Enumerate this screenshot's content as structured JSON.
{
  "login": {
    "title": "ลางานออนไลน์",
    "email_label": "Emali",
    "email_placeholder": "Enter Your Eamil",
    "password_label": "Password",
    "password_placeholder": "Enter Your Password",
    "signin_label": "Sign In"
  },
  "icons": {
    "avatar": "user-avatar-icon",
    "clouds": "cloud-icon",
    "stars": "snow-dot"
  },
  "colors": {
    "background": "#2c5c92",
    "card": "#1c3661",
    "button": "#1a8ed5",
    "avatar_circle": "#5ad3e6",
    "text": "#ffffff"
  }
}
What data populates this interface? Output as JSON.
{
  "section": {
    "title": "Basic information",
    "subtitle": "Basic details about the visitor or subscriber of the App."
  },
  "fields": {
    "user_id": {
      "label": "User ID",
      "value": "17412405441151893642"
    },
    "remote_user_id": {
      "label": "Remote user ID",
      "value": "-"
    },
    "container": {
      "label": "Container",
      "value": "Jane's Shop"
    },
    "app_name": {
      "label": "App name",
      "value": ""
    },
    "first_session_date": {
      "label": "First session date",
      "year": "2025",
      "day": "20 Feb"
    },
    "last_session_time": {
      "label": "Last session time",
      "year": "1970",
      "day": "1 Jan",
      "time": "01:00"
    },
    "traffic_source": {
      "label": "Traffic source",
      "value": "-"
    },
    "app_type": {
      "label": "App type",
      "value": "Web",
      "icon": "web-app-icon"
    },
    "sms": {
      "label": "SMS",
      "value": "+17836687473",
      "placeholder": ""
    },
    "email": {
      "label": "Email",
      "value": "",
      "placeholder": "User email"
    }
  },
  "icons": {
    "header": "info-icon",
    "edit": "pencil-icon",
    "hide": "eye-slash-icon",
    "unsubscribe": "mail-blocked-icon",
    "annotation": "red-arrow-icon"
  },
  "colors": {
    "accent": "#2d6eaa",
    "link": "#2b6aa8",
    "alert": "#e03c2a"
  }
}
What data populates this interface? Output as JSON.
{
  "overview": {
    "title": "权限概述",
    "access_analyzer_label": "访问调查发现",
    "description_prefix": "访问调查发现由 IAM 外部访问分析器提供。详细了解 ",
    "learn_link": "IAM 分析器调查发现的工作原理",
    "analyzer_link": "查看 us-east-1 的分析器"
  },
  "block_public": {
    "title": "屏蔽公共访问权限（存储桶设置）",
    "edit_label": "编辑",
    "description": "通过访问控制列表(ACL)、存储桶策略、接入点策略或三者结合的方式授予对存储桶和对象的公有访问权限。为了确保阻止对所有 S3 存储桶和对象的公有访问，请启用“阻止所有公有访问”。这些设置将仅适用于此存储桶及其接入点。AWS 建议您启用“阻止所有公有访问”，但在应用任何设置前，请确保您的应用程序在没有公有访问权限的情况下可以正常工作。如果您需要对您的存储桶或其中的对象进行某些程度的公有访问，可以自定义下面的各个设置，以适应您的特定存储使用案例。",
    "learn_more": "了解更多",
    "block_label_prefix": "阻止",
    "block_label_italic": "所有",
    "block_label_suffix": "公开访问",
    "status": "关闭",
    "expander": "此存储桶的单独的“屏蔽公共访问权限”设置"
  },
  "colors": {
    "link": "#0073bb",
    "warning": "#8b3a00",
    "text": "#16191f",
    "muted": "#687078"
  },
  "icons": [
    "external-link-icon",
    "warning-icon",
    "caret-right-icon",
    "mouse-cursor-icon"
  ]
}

::::

**Problem details**.
Extract each line holding the string "Password".

**In response**.
    "password_label": "Password",
    "password_placeholder": "Enter Your Password",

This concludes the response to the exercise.